> What is expected
In the listing below, identify each line with the word "this" and return those lines.
►
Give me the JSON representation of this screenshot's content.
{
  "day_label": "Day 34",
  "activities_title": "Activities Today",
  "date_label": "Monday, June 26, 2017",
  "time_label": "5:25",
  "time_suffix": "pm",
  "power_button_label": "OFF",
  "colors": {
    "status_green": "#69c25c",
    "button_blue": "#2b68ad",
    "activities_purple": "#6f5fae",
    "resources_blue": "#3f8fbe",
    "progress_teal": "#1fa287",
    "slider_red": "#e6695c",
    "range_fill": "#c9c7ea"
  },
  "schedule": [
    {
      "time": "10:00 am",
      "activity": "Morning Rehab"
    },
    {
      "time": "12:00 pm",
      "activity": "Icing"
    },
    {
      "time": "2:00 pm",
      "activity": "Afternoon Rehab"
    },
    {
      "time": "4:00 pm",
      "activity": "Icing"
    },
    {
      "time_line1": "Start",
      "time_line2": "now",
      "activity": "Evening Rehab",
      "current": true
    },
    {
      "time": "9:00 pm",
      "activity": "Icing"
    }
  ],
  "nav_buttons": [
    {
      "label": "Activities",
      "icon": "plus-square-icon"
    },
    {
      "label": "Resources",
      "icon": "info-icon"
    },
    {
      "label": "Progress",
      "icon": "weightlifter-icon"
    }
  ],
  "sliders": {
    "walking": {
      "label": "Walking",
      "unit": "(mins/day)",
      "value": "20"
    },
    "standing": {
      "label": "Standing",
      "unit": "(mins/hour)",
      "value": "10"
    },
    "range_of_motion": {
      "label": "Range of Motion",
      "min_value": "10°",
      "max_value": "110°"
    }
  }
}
◄
►
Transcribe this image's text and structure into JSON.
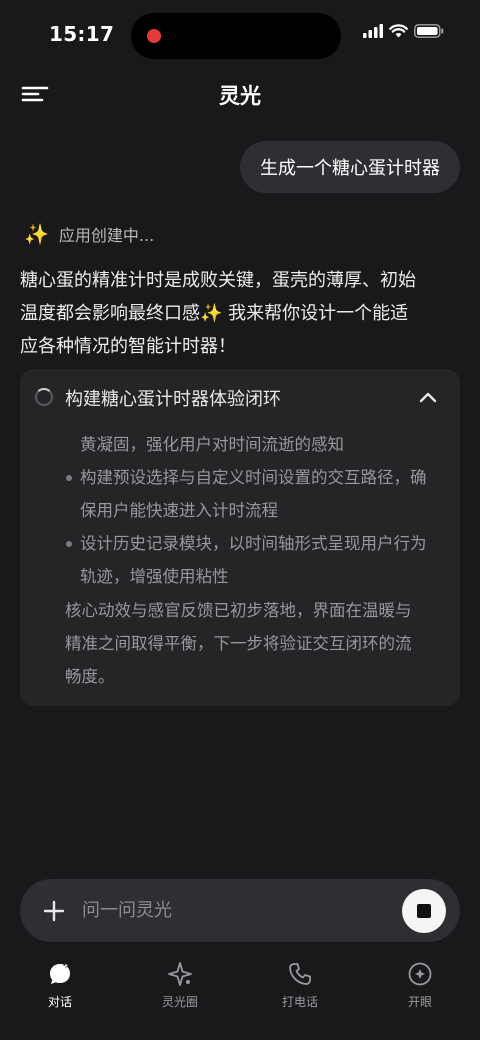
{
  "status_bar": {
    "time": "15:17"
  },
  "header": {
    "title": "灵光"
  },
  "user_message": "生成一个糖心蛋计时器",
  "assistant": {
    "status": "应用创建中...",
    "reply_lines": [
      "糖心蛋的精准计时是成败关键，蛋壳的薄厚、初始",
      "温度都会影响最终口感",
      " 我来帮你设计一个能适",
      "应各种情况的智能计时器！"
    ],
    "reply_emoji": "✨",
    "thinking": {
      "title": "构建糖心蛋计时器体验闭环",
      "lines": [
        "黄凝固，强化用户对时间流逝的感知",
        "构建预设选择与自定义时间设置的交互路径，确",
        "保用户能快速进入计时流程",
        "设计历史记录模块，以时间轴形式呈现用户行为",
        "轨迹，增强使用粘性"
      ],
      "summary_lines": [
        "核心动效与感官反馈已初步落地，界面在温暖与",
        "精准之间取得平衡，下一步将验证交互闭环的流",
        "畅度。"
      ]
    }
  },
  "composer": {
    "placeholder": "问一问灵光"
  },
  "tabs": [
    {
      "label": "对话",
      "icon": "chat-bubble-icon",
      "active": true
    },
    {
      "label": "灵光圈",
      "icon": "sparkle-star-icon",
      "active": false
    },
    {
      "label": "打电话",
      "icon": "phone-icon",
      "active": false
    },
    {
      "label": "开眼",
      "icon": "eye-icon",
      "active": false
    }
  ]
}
◄
> Finished exercise
Give me the JSON representation of this screenshot's content.
Transcribe this image's text and structure into JSON.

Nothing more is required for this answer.